┌────────

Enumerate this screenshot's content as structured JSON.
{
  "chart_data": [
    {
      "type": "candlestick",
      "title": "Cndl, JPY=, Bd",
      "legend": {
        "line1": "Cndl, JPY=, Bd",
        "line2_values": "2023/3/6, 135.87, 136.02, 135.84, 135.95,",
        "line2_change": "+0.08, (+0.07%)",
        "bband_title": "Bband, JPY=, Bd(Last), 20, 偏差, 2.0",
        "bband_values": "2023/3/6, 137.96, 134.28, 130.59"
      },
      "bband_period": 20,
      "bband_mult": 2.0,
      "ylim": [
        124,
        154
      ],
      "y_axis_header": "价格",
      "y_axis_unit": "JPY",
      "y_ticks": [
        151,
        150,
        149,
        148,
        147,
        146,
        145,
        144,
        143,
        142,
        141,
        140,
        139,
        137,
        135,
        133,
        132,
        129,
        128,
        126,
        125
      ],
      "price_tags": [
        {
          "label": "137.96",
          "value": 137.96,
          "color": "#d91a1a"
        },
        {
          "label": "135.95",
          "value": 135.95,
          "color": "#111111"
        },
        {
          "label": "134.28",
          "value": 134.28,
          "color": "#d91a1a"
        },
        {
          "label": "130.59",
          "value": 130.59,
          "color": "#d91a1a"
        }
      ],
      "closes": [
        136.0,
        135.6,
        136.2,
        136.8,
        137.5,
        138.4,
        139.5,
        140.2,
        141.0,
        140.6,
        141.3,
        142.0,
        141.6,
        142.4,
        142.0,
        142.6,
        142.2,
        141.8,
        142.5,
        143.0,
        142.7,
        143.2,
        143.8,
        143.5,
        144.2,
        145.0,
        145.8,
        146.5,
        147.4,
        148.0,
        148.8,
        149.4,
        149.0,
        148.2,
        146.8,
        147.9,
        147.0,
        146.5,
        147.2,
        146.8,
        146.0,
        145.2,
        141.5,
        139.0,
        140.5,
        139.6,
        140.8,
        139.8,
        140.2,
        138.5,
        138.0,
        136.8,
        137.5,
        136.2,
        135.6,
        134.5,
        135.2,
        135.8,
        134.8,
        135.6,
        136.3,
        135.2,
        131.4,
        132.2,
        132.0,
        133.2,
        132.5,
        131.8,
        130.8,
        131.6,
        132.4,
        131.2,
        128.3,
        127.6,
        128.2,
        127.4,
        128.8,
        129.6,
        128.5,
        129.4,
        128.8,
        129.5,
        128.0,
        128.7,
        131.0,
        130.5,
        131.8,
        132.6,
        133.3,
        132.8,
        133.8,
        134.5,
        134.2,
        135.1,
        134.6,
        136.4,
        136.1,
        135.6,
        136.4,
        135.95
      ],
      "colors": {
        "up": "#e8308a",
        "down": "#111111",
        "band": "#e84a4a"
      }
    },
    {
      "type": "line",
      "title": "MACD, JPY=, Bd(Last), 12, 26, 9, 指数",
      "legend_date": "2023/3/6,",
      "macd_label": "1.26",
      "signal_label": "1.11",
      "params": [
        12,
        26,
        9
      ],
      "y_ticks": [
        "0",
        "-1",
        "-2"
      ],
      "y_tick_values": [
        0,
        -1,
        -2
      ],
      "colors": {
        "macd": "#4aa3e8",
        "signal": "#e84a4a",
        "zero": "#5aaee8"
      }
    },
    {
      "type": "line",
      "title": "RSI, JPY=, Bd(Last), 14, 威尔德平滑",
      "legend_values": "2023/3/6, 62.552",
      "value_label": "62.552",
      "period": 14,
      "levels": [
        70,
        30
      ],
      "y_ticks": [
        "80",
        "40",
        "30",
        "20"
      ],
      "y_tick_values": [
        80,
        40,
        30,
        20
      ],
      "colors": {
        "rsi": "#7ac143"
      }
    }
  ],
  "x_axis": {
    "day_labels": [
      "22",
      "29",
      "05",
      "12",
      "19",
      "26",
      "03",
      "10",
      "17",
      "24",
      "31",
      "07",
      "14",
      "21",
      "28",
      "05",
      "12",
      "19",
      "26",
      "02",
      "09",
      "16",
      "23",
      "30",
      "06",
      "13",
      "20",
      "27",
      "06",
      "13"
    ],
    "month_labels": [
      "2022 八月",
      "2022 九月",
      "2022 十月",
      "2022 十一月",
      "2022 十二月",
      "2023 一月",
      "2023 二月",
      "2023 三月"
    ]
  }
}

└────────
┌────────

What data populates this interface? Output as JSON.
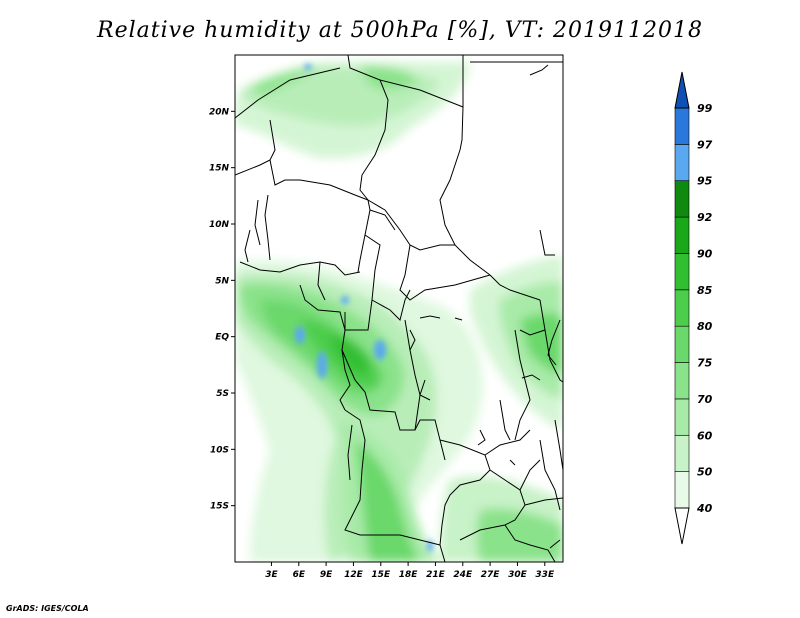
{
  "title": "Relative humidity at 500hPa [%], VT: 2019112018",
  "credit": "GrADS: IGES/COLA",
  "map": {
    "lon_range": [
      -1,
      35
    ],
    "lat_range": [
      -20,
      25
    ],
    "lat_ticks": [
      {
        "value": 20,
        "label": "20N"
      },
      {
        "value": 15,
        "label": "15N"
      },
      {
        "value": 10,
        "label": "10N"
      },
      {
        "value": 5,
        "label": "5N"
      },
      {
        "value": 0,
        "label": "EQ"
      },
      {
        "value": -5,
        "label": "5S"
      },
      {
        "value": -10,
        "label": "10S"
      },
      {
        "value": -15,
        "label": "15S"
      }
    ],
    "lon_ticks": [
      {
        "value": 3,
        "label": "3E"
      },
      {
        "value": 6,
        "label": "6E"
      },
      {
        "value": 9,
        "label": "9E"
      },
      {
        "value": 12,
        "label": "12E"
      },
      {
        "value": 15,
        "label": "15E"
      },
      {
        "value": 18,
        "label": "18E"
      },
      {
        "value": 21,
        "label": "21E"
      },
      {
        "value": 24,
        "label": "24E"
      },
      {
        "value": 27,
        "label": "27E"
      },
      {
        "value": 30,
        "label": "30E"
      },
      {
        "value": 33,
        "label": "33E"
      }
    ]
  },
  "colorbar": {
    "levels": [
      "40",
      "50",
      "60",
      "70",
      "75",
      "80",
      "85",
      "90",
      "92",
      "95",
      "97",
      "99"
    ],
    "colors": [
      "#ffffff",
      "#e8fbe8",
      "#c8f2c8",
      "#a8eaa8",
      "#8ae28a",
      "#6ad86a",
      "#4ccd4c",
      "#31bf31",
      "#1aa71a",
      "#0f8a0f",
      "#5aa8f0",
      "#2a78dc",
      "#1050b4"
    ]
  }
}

└────────

▶ REQUIRED WORK
All lines above containing the string "Last" are to be collected.

▶ FINISHED TASK
        "bband_title": "Bband, JPY=, Bd(Last), 20, 偏差, 2.0",
      "title": "MACD, JPY=, Bd(Last), 12, 26, 9, 指数",
      "title": "RSI, JPY=, Bd(Last), 14, 威尔德平滑",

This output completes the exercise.